→ **What is being asked**
Write out the entire listing below exactly, with the pictures left out.
++++++
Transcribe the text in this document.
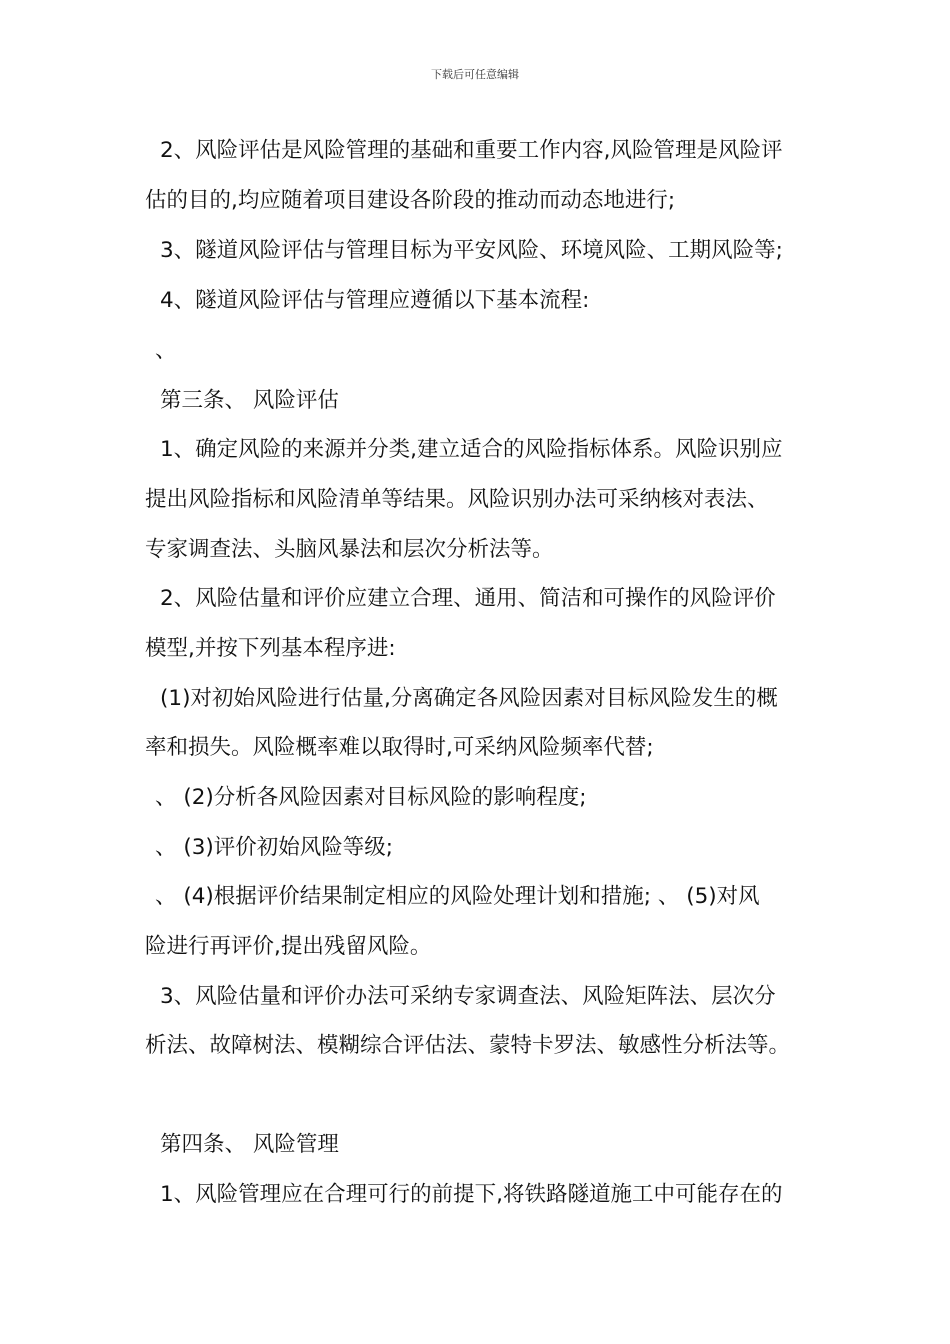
下载后可任意编辑
2、风险评估是风险管理的基础和重要工作内容,风险管理是风险评
估的目的,均应随着项目建设各阶段的推动而动态地进行;
3、隧道风险评估与管理目标为平安风险、环境风险、工期风险等;
4、隧道风险评估与管理应遵循以下基本流程:
、
第三条、 风险评估
1、确定风险的来源并分类,建立适合的风险指标体系。风险识别应
提出风险指标和风险清单等结果。风险识别办法可采纳核对表法、
专家调查法、头脑风暴法和层次分析法等。
2、风险估量和评价应建立合理、通用、简洁和可操作的风险评价
模型,并按下列基本程序进:
(1)对初始风险进行估量,分离确定各风险因素对目标风险发生的概
率和损失。风险概率难以取得时,可采纳风险频率代替;
、 (2)分析各风险因素对目标风险的影响程度;
、 (3)评价初始风险等级;
、 (4)根据评价结果制定相应的风险处理计划和措施; 、 (5)对风
险进行再评价,提出残留风险。
3、风险估量和评价办法可采纳专家调查法、风险矩阵法、层次分
析法、故障树法、模糊综合评估法、蒙特卡罗法、敏感性分析法等。
第四条、 风险管理
1、风险管理应在合理可行的前提下,将铁路隧道施工中可能存在的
++++++
→ **Result of this exercise**
Transcribe the text in this document.
下载后可任意编辑
2、风险评估是风险管理的基础和重要工作内容,风险管理是风险评
估的目的,均应随着项目建设各阶段的推动而动态地进行;
3、隧道风险评估与管理目标为平安风险、环境风险、工期风险等;
4、隧道风险评估与管理应遵循以下基本流程:
、
第三条、 风险评估
1、确定风险的来源并分类,建立适合的风险指标体系。风险识别应
提出风险指标和风险清单等结果。风险识别办法可采纳核对表法、
专家调查法、头脑风暴法和层次分析法等。
2、风险估量和评价应建立合理、通用、简洁和可操作的风险评价
模型,并按下列基本程序进:
(1)对初始风险进行估量,分离确定各风险因素对目标风险发生的概
率和损失。风险概率难以取得时,可采纳风险频率代替;
、 (2)分析各风险因素对目标风险的影响程度;
、 (3)评价初始风险等级;
、 (4)根据评价结果制定相应的风险处理计划和措施; 、 (5)对风
险进行再评价,提出残留风险。
3、风险估量和评价办法可采纳专家调查法、风险矩阵法、层次分
析法、故障树法、模糊综合评估法、蒙特卡罗法、敏感性分析法等。
第四条、 风险管理
1、风险管理应在合理可行的前提下,将铁路隧道施工中可能存在的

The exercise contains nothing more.